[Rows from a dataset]
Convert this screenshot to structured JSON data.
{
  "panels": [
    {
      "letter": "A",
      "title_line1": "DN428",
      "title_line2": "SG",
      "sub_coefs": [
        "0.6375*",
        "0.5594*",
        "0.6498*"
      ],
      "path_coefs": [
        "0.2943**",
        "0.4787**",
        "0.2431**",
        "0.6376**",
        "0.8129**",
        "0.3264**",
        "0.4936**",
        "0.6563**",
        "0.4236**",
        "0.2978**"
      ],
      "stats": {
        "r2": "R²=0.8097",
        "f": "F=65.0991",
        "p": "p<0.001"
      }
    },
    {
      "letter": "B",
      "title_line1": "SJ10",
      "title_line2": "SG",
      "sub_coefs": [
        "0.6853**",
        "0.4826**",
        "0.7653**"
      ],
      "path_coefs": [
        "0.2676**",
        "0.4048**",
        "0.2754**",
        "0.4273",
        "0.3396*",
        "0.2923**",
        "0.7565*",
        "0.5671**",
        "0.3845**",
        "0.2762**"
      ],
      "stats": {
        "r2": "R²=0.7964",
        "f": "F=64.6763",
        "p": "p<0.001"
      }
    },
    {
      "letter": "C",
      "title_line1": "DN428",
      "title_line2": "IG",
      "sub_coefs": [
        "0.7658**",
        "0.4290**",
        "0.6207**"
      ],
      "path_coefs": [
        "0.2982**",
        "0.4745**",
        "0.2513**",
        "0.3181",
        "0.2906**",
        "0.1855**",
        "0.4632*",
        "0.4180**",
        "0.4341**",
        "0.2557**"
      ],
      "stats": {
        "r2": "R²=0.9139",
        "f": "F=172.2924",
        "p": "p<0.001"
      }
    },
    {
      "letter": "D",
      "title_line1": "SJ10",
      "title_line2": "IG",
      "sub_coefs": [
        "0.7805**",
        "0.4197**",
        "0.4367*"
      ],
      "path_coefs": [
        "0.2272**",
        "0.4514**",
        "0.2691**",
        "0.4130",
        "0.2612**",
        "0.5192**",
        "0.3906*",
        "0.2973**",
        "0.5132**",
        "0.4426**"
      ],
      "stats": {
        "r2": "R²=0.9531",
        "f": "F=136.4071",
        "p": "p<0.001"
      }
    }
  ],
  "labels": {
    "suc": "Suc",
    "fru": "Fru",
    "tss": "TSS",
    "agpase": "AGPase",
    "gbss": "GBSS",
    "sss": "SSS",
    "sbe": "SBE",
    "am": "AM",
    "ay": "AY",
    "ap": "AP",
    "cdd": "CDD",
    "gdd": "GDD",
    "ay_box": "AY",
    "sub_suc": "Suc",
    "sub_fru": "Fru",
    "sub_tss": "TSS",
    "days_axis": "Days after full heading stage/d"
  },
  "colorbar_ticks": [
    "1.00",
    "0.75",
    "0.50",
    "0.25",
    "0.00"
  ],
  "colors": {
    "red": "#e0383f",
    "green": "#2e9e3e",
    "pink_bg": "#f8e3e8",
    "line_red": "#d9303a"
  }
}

▶ [What you have to do]
Transcribe every record above exactly as it appears.

▶ [Response to this task]
Convert this screenshot to structured JSON data.
{
  "panels": [
    {
      "letter": "A",
      "title_line1": "DN428",
      "title_line2": "SG",
      "sub_coefs": [
        "0.6375*",
        "0.5594*",
        "0.6498*"
      ],
      "path_coefs": [
        "0.2943**",
        "0.4787**",
        "0.2431**",
        "0.6376**",
        "0.8129**",
        "0.3264**",
        "0.4936**",
        "0.6563**",
        "0.4236**",
        "0.2978**"
      ],
      "stats": {
        "r2": "R²=0.8097",
        "f": "F=65.0991",
        "p": "p<0.001"
      }
    },
    {
      "letter": "B",
      "title_line1": "SJ10",
      "title_line2": "SG",
      "sub_coefs": [
        "0.6853**",
        "0.4826**",
        "0.7653**"
      ],
      "path_coefs": [
        "0.2676**",
        "0.4048**",
        "0.2754**",
        "0.4273",
        "0.3396*",
        "0.2923**",
        "0.7565*",
        "0.5671**",
        "0.3845**",
        "0.2762**"
      ],
      "stats": {
        "r2": "R²=0.7964",
        "f": "F=64.6763",
        "p": "p<0.001"
      }
    },
    {
      "letter": "C",
      "title_line1": "DN428",
      "title_line2": "IG",
      "sub_coefs": [
        "0.7658**",
        "0.4290**",
        "0.6207**"
      ],
      "path_coefs": [
        "0.2982**",
        "0.4745**",
        "0.2513**",
        "0.3181",
        "0.2906**",
        "0.1855**",
        "0.4632*",
        "0.4180**",
        "0.4341**",
        "0.2557**"
      ],
      "stats": {
        "r2": "R²=0.9139",
        "f": "F=172.2924",
        "p": "p<0.001"
      }
    },
    {
      "letter": "D",
      "title_line1": "SJ10",
      "title_line2": "IG",
      "sub_coefs": [
        "0.7805**",
        "0.4197**",
        "0.4367*"
      ],
      "path_coefs": [
        "0.2272**",
        "0.4514**",
        "0.2691**",
        "0.4130",
        "0.2612**",
        "0.5192**",
        "0.3906*",
        "0.2973**",
        "0.5132**",
        "0.4426**"
      ],
      "stats": {
        "r2": "R²=0.9531",
        "f": "F=136.4071",
        "p": "p<0.001"
      }
    }
  ],
  "labels": {
    "suc": "Suc",
    "fru": "Fru",
    "tss": "TSS",
    "agpase": "AGPase",
    "gbss": "GBSS",
    "sss": "SSS",
    "sbe": "SBE",
    "am": "AM",
    "ay": "AY",
    "ap": "AP",
    "cdd": "CDD",
    "gdd": "GDD",
    "ay_box": "AY",
    "sub_suc": "Suc",
    "sub_fru": "Fru",
    "sub_tss": "TSS",
    "days_axis": "Days after full heading stage/d"
  },
  "colorbar_ticks": [
    "1.00",
    "0.75",
    "0.50",
    "0.25",
    "0.00"
  ],
  "colors": {
    "red": "#e0383f",
    "green": "#2e9e3e",
    "pink_bg": "#f8e3e8",
    "line_red": "#d9303a"
  }
}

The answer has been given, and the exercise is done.